Your task => Leave out every picture, then transcribe the rest of the listing exactly.

________________________________________

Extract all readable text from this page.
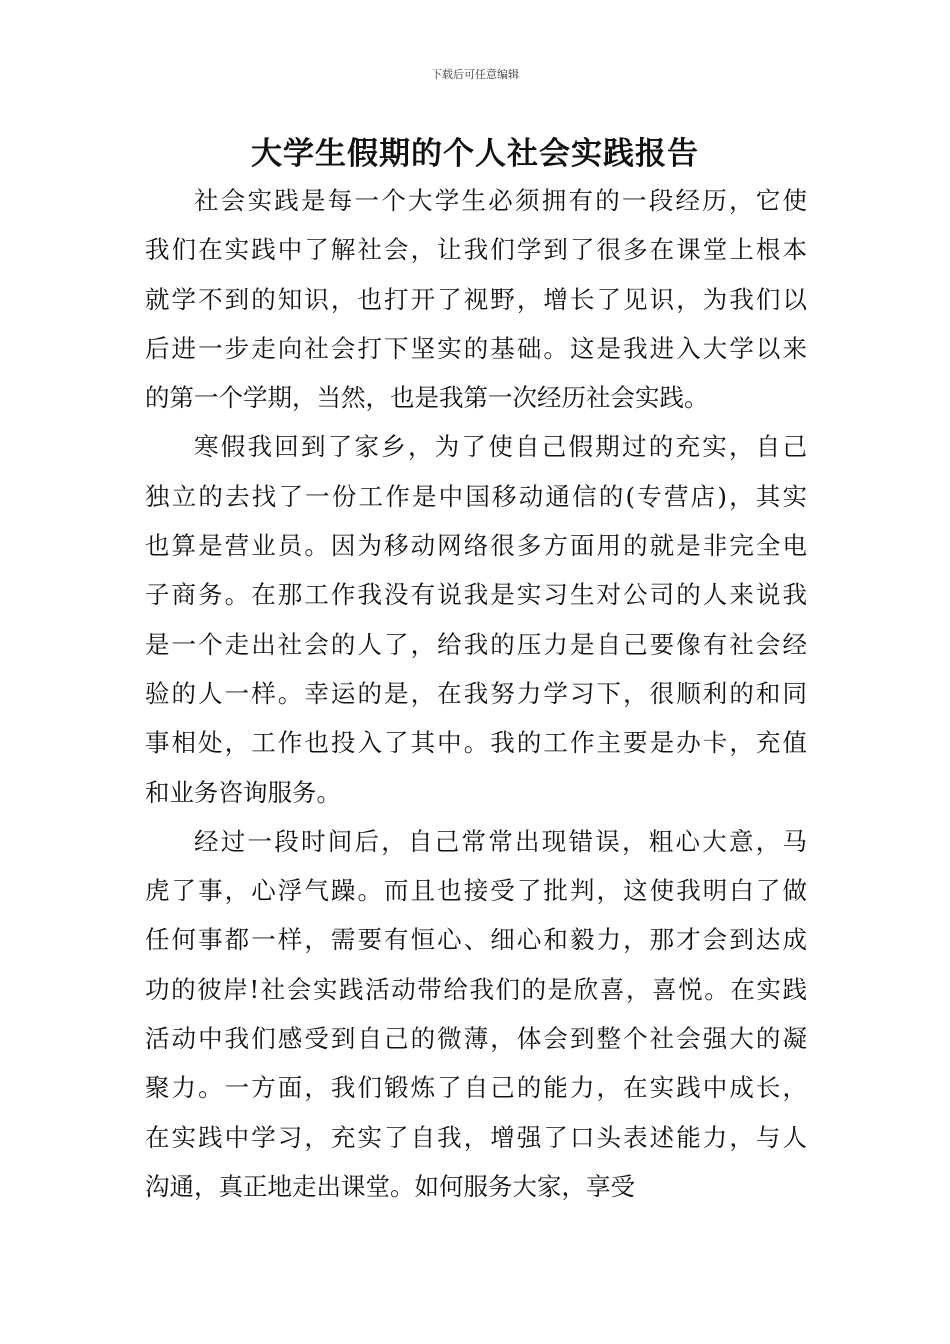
下载后可任意编辑
大学生假期的个人社会实践报告

社会实践是每一个大学生必须拥有的一段经历，它使
我们在实践中了解社会，让我们学到了很多在课堂上根本
就学不到的知识，也打开了视野，增长了见识，为我们以
后进一步走向社会打下坚实的基础。这是我进入大学以来
的第一个学期，当然，也是我第一次经历社会实践。

寒假我回到了家乡，为了使自己假期过的充实，自己
独立的去找了一份工作是中国移动通信的(专营店)，其实
也算是营业员。因为移动网络很多方面用的就是非完全电
子商务。在那工作我没有说我是实习生对公司的人来说我
是一个走出社会的人了，给我的压力是自己要像有社会经
验的人一样。幸运的是，在我努力学习下，很顺利的和同
事相处，工作也投入了其中。我的工作主要是办卡，充值
和业务咨询服务。

经过一段时间后，自己常常出现错误，粗心大意，马
虎了事，心浮气躁。而且也接受了批判，这使我明白了做
任何事都一样，需要有恒心、细心和毅力，那才会到达成
功的彼岸!社会实践活动带给我们的是欣喜，喜悦。在实践
活动中我们感受到自己的微薄，体会到整个社会强大的凝
聚力。一方面，我们锻炼了自己的能力，在实践中成长，
在实践中学习，充实了自我，增强了口头表述能力，与人
沟通，真正地走出课堂。如何服务大家，享受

________________________________________

Solved problem =>
Extract all readable text from this page.
下载后可任意编辑
大学生假期的个人社会实践报告

社会实践是每一个大学生必须拥有的一段经历，它使
我们在实践中了解社会，让我们学到了很多在课堂上根本
就学不到的知识，也打开了视野，增长了见识，为我们以
后进一步走向社会打下坚实的基础。这是我进入大学以来
的第一个学期，当然，也是我第一次经历社会实践。

寒假我回到了家乡，为了使自己假期过的充实，自己
独立的去找了一份工作是中国移动通信的(专营店)，其实
也算是营业员。因为移动网络很多方面用的就是非完全电
子商务。在那工作我没有说我是实习生对公司的人来说我
是一个走出社会的人了，给我的压力是自己要像有社会经
验的人一样。幸运的是，在我努力学习下，很顺利的和同
事相处，工作也投入了其中。我的工作主要是办卡，充值
和业务咨询服务。

经过一段时间后，自己常常出现错误，粗心大意，马
虎了事，心浮气躁。而且也接受了批判，这使我明白了做
任何事都一样，需要有恒心、细心和毅力，那才会到达成
功的彼岸!社会实践活动带给我们的是欣喜，喜悦。在实践
活动中我们感受到自己的微薄，体会到整个社会强大的凝
聚力。一方面，我们锻炼了自己的能力，在实践中成长，
在实践中学习，充实了自我，增强了口头表述能力，与人
沟通，真正地走出课堂。如何服务大家，享受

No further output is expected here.